- AIM OF THE TASK
Rewrite the lines from the first one up to and including the line that contains "mascot-right-pupil-icon (306, 216, 318, 228)", changing every "Stay focused!" to "Keep going!". Leave everything else unchanged.

"""

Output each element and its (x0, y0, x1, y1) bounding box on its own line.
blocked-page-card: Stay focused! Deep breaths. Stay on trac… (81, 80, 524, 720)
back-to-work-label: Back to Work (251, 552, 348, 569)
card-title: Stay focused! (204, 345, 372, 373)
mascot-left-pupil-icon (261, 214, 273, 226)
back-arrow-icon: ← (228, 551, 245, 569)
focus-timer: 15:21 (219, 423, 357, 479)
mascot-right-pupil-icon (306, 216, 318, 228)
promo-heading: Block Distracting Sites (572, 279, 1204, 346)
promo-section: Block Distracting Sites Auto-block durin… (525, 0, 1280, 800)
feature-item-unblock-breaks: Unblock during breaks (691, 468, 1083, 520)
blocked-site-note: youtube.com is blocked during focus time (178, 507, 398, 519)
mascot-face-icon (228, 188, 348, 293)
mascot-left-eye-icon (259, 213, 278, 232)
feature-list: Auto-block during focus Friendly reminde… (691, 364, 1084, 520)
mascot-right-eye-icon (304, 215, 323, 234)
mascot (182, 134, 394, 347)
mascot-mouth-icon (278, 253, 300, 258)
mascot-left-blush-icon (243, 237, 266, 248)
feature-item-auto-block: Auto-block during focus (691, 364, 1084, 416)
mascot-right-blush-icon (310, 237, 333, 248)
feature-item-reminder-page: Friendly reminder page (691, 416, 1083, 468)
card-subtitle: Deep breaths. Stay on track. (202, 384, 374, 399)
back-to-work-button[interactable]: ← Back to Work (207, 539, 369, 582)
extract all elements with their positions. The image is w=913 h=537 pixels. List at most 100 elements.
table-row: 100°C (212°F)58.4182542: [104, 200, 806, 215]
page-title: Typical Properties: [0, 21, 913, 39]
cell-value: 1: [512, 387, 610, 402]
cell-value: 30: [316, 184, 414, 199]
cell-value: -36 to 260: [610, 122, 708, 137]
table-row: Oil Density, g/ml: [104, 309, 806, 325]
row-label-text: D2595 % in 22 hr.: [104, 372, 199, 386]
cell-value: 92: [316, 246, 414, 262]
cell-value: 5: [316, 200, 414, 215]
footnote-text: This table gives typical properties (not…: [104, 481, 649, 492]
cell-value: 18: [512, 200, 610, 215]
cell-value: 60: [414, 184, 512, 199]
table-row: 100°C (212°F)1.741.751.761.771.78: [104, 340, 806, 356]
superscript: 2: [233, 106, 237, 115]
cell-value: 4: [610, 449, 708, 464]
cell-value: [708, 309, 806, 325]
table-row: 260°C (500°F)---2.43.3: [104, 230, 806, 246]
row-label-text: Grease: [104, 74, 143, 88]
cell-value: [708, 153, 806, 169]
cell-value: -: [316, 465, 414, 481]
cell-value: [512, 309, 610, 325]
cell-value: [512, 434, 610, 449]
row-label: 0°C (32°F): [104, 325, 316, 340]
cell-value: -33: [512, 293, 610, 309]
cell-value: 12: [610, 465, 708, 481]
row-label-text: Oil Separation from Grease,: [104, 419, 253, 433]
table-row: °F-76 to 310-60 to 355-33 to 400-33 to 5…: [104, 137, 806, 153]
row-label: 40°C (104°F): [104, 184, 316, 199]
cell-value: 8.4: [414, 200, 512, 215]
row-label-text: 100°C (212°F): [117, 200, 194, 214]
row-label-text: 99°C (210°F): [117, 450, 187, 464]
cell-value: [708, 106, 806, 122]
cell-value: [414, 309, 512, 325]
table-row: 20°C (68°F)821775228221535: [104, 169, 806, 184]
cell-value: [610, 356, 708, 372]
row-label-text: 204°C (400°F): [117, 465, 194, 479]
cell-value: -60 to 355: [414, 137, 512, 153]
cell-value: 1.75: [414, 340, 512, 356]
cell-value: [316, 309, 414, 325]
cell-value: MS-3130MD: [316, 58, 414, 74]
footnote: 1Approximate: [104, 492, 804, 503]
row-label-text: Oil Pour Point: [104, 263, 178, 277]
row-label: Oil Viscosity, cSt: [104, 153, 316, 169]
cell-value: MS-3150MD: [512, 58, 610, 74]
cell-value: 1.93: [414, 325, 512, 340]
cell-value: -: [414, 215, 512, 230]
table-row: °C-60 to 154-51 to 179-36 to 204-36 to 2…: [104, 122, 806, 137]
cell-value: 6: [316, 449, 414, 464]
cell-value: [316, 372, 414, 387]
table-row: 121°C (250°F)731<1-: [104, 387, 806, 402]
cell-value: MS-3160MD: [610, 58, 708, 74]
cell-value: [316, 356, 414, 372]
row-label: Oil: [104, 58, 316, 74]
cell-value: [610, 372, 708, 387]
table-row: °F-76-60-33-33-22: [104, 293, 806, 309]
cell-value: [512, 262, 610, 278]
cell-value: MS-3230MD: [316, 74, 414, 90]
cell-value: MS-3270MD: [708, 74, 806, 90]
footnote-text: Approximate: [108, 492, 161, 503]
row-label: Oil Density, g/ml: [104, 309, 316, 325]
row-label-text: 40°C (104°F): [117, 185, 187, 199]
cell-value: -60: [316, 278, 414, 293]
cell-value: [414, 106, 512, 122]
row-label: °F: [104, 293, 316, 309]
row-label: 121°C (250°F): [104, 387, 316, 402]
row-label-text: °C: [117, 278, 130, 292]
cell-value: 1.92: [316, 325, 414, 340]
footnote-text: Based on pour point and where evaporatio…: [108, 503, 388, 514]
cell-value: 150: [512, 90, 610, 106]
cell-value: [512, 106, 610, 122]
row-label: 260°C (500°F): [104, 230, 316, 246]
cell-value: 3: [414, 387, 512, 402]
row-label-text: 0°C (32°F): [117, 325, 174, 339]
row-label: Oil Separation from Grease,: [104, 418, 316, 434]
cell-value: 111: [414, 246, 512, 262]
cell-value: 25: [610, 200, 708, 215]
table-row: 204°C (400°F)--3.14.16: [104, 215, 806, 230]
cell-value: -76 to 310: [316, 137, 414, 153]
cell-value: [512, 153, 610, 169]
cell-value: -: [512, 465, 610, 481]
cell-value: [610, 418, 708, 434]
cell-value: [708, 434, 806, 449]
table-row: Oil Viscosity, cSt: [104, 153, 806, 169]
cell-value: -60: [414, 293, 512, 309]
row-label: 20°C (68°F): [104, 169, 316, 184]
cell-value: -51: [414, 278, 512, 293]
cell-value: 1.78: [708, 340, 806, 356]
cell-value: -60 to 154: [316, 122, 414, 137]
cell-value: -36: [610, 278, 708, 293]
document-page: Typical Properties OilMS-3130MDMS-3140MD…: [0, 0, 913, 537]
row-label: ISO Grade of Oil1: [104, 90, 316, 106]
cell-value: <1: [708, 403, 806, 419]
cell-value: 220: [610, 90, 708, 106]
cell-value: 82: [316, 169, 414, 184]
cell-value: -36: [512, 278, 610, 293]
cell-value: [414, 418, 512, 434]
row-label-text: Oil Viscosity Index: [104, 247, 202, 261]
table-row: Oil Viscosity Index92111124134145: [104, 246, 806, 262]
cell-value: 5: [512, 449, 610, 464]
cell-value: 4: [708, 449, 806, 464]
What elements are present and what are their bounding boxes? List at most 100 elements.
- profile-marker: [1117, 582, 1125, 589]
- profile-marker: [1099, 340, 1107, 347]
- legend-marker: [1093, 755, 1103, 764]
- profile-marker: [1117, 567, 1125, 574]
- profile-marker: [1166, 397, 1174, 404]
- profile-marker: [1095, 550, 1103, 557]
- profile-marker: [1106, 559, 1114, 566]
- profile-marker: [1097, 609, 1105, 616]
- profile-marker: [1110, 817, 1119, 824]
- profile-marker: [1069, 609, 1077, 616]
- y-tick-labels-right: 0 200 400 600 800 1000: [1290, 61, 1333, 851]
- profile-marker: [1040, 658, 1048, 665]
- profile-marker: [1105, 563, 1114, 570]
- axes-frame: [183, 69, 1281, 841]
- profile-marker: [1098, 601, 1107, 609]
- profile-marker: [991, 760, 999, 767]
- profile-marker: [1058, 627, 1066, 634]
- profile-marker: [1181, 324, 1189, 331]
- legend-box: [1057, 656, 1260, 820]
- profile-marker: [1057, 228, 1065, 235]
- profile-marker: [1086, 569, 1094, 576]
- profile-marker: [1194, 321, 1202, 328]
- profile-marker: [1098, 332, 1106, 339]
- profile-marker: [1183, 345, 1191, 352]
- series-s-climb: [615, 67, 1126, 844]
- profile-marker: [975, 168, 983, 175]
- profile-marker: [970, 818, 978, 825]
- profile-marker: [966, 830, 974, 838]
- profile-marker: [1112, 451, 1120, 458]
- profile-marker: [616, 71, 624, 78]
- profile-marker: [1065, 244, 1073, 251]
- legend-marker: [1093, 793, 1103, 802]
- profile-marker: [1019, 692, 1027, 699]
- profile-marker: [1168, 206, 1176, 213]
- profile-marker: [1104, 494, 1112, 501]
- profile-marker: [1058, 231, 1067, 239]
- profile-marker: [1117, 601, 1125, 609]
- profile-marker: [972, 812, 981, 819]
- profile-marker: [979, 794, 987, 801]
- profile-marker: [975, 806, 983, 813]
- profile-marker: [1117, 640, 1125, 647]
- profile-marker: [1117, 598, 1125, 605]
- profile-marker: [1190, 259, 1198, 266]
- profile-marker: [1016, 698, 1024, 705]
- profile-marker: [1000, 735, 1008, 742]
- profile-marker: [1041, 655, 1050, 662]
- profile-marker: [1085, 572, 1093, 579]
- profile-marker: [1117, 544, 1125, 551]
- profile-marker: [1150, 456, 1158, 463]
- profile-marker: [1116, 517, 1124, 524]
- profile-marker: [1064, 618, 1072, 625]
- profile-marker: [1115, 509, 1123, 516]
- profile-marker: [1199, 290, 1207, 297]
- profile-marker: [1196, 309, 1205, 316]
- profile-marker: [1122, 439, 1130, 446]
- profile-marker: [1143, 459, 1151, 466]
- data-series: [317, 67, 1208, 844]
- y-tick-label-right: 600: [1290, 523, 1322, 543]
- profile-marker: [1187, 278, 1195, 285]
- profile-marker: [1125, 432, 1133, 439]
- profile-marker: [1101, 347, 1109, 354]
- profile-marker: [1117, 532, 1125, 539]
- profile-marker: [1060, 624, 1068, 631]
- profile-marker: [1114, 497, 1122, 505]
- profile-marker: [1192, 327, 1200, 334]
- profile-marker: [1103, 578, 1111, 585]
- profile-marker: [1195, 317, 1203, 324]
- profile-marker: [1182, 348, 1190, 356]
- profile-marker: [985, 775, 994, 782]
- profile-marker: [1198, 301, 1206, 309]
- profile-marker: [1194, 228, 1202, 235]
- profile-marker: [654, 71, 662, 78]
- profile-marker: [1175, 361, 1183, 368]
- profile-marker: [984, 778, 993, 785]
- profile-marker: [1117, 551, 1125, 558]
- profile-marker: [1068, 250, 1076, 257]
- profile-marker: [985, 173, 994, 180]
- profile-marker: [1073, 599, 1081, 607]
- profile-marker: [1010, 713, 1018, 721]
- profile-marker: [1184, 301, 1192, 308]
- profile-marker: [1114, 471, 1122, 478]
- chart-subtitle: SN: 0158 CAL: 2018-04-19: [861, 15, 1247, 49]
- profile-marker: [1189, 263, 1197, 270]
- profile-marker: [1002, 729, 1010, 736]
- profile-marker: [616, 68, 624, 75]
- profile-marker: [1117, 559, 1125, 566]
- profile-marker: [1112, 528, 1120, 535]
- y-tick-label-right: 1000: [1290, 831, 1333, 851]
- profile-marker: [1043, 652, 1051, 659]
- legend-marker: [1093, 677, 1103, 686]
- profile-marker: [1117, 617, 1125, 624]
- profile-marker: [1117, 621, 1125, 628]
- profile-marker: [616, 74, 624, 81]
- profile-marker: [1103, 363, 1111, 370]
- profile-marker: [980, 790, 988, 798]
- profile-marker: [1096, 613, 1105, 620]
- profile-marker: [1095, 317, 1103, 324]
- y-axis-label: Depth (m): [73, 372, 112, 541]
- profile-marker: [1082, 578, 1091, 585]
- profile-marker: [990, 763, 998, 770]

"""

- SOLUTION TO THIS EXERCISE
Output each element and its (x0, y0, x1, y1) bounding box on its own line.
blocked-page-card: Keep going! Deep breaths. Stay on trac… (81, 80, 524, 720)
back-to-work-label: Back to Work (251, 552, 348, 569)
card-title: Keep going! (204, 345, 372, 373)
mascot-left-pupil-icon (261, 214, 273, 226)
back-arrow-icon: ← (228, 551, 245, 569)
focus-timer: 15:21 (219, 423, 357, 479)
mascot-right-pupil-icon (306, 216, 318, 228)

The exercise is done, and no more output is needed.